## Data extract
-- begin --
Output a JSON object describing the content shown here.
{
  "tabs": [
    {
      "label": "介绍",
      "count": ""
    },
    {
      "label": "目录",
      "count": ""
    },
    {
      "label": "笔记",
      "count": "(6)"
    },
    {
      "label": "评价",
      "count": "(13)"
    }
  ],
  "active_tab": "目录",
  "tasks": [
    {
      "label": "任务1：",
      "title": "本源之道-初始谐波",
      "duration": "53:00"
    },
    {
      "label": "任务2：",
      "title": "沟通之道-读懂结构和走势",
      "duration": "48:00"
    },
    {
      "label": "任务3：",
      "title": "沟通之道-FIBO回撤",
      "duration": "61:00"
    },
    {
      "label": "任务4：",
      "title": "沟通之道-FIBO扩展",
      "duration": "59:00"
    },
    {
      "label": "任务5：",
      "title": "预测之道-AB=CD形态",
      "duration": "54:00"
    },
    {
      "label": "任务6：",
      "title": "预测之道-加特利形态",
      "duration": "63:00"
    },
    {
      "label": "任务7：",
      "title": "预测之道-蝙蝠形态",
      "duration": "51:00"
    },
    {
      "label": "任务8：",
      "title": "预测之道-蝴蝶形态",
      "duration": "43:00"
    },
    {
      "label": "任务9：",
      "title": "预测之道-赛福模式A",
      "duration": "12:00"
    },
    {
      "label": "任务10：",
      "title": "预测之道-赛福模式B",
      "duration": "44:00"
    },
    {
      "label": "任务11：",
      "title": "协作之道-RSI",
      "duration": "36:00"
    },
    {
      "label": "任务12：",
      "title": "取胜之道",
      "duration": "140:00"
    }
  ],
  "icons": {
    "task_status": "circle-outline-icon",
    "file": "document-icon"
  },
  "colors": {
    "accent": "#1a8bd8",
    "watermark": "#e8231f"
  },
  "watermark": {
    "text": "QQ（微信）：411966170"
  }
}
-- end --
-- begin --
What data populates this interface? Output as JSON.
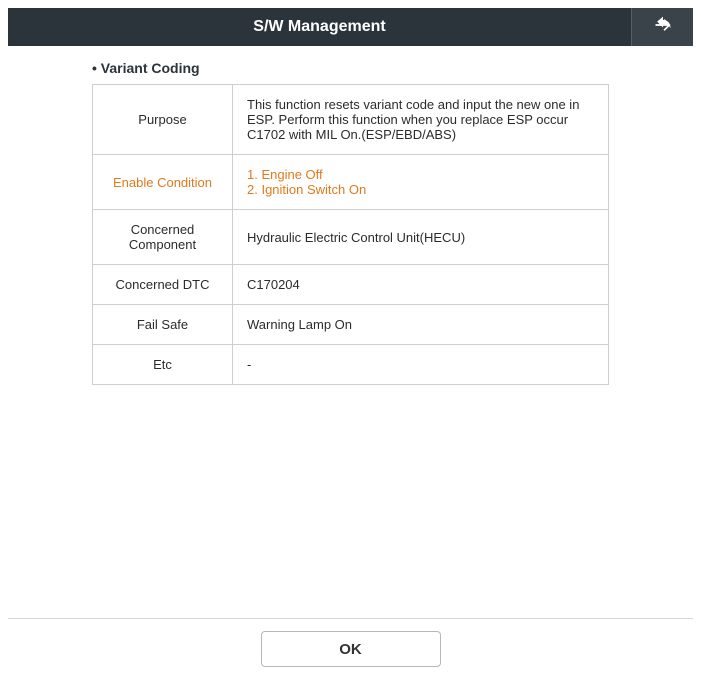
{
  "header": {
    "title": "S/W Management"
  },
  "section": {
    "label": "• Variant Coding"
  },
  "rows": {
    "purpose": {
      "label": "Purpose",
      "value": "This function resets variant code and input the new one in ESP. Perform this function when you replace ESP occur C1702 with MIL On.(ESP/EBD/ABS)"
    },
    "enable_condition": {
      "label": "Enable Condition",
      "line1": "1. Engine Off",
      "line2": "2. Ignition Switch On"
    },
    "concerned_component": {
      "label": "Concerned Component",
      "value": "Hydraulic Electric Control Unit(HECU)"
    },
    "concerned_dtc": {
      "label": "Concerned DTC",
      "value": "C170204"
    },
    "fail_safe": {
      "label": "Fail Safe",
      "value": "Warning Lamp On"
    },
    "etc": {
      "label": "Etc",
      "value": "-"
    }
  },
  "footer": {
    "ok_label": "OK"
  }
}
-- end --
-- begin --
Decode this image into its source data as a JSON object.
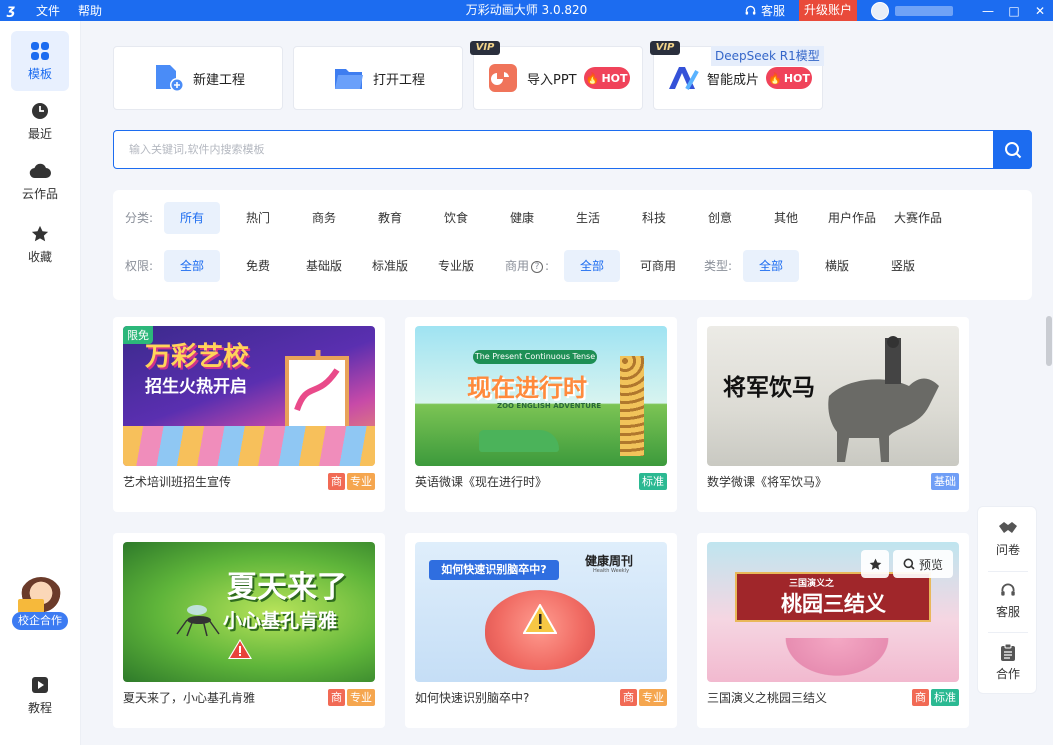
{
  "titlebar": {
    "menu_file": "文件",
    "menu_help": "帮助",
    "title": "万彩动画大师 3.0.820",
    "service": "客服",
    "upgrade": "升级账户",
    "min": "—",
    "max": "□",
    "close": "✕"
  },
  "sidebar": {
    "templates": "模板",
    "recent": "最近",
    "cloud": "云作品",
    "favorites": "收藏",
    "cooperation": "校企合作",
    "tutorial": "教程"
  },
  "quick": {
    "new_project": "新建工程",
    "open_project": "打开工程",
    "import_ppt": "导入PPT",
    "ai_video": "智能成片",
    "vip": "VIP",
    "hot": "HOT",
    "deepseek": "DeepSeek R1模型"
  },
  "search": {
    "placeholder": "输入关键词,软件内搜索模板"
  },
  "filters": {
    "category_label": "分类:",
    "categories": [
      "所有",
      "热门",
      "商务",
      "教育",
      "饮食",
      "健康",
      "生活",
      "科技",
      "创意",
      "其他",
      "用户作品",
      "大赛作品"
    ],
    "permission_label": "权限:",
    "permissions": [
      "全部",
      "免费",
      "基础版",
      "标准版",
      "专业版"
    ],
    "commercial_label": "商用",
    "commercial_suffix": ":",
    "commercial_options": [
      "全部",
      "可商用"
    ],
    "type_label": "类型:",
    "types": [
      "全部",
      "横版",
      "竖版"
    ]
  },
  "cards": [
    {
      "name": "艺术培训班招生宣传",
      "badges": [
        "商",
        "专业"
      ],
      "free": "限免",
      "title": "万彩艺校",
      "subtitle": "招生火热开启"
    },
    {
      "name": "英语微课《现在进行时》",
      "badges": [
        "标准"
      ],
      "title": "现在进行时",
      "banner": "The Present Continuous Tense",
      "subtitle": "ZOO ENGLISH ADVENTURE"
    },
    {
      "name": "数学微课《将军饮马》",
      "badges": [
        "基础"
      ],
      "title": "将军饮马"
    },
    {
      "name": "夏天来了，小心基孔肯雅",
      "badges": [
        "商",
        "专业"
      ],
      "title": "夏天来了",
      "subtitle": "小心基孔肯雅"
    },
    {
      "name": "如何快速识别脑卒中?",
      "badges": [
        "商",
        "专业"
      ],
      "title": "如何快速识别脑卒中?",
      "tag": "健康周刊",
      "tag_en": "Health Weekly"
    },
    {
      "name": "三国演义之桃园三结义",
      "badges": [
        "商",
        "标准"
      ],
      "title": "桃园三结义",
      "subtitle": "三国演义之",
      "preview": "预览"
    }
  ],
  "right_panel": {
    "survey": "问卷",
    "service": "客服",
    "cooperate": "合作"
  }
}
-- end --
## Direction
Check each line above for the word "Output" and give the number of lines that have it, nothing else.

## Finished answer
2